**What needs to be done**: Compile every line that includes the word "fitted".

**Provided material**:
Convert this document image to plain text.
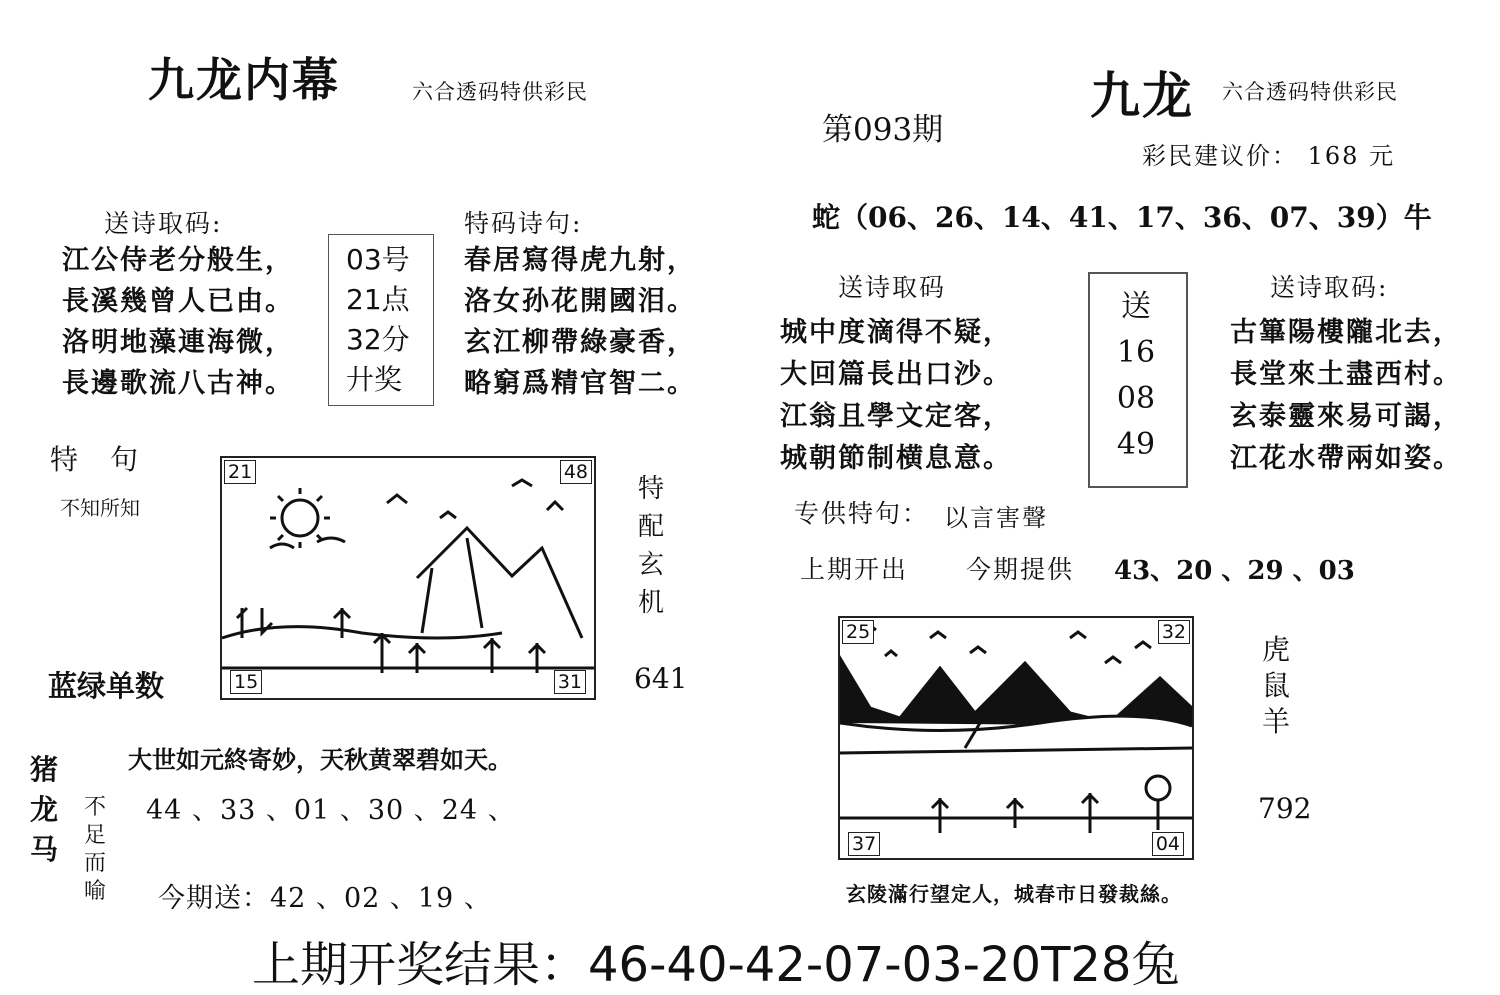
九龙内幕	六合透码特供彩民
送诗取码:
江公侍老分般生，
長溪幾曾人已由。
洛明地藻連海微，
長邊歌流八古神。
03号
21点
32分
廾奖
特码诗句:
春居寫得虎九射，
洛女孙花開國泪。
玄江柳帶綠豪香，
略窮爲精官智二。
特　句
不知所知
21	48
15	31
特
配
玄
机
蓝绿单数	641
大世如元終寄妙，天秋黄翠碧如天。
猪
龙
马
不
足
而
喻
44 、33 、01 、30 、24 、
今期送：42 、02 、19 、
第093期
九龙 六合透码特供彩民
彩民建议价： 168 元
蛇（06、26、14、41、17、36、07、39）牛
送诗取码
城中度滴得不疑，
大回篇長出口沙。
江翁且學文定客，
城朝節制横息意。
送
16
08
49
送诗取码:
古篳陽樓隴北去，
長堂來土盡西村。
玄泰靈來易可謁，
江花水帶兩如姿。
专供特句： 以言害聲
上期开出 今期提供 43、20 、29 、03
25	32
37	04
虎
鼠
羊
792
玄陵滿行望定人，城春市日發裁絲。
上期开奖结果：46-40-42-07-03-20T28兔
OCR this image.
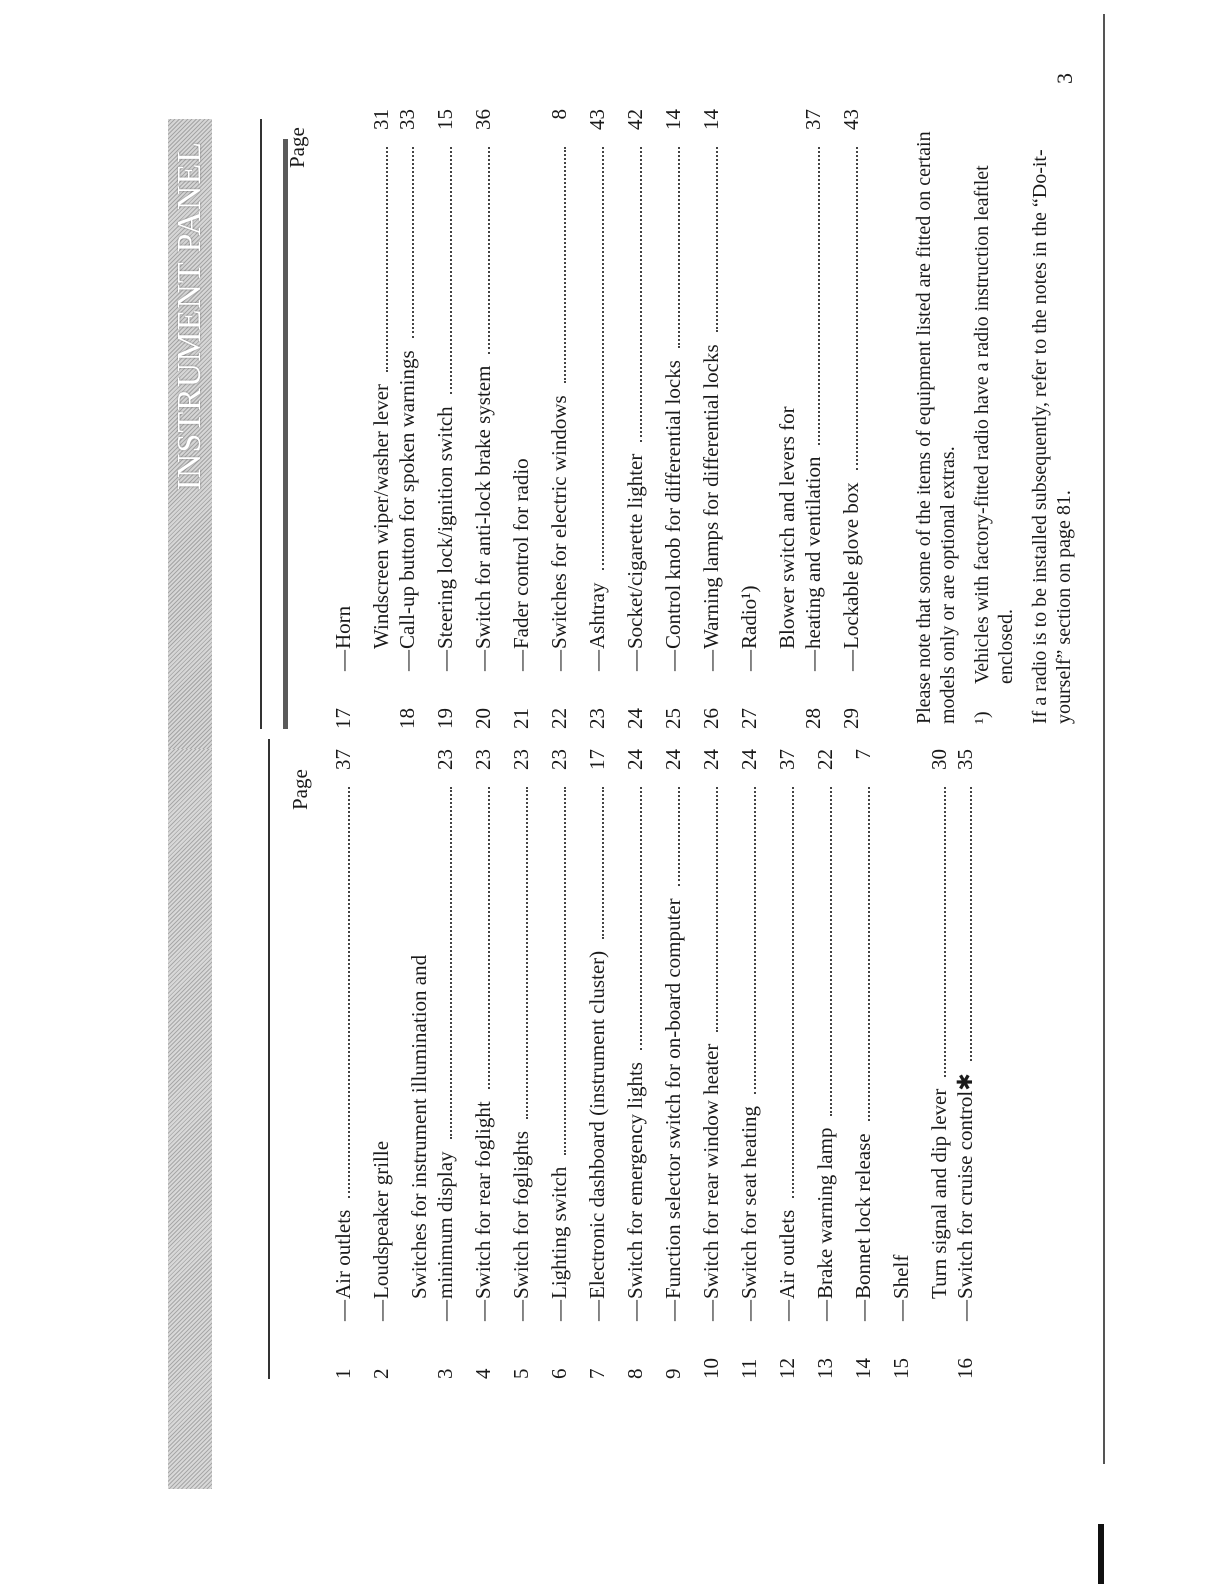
3
INSTRUMENT PANEL
Page
Page
1
—
Air outlets
37
2
—
Loudspeaker grille
3
—
Switches for instrument illumination and minimum display
23
4
—
Switch for rear foglight
23
5
—
Switch for foglights
23
6
—
Lighting switch
23
7
—
Electronic dashboard (instrument cluster)
17
8
—
Switch for emergency lights
24
9
—
Function selector switch for on-board computer
24
10
—
Switch for rear window heater
24
11
—
Switch for seat heating
24
12
—
Air outlets
37
13
—
Brake warning lamp
22
14
—
Bonnet lock release
7
15
—
Shelf
16
—
Turn signal and dip lever
30
Switch for cruise control✱
35
17
—
Horn
18
—
Windscreen wiper/washer lever
31
Call-up button for spoken warnings
33
19
—
Steering lock/ignition switch
15
20
—
Switch for anti-lock brake system
36
21
—
Fader control for radio
22
—
Switches for electric windows
8
23
—
Ashtray
43
24
—
Socket/cigarette lighter
42
25
—
Control knob for differential locks
14
26
—
Warning lamps for differential locks
14
27
—
Radio¹)
28
—
Blower switch and levers for heating and ventilation
37
29
—
Lockable glove box
43
Please note that some of the items of equipment listed are fitted on certain models only or are optional extras. ¹)
Vehicles with factory-fitted radio have a radio instruction leaftlet enclosed. If a radio is to be installed subsequently, refer to the notes in the “Do-it-yourself” section on page 81.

**The result**:
Please note that some of the items of equipment listed are fitted on certain models only or are optional extras. ¹)
Vehicles with factory-fitted radio have a radio instruction leaftlet enclosed. If a radio is to be installed subsequently, refer to the notes in the “Do-it-yourself” section on page 81.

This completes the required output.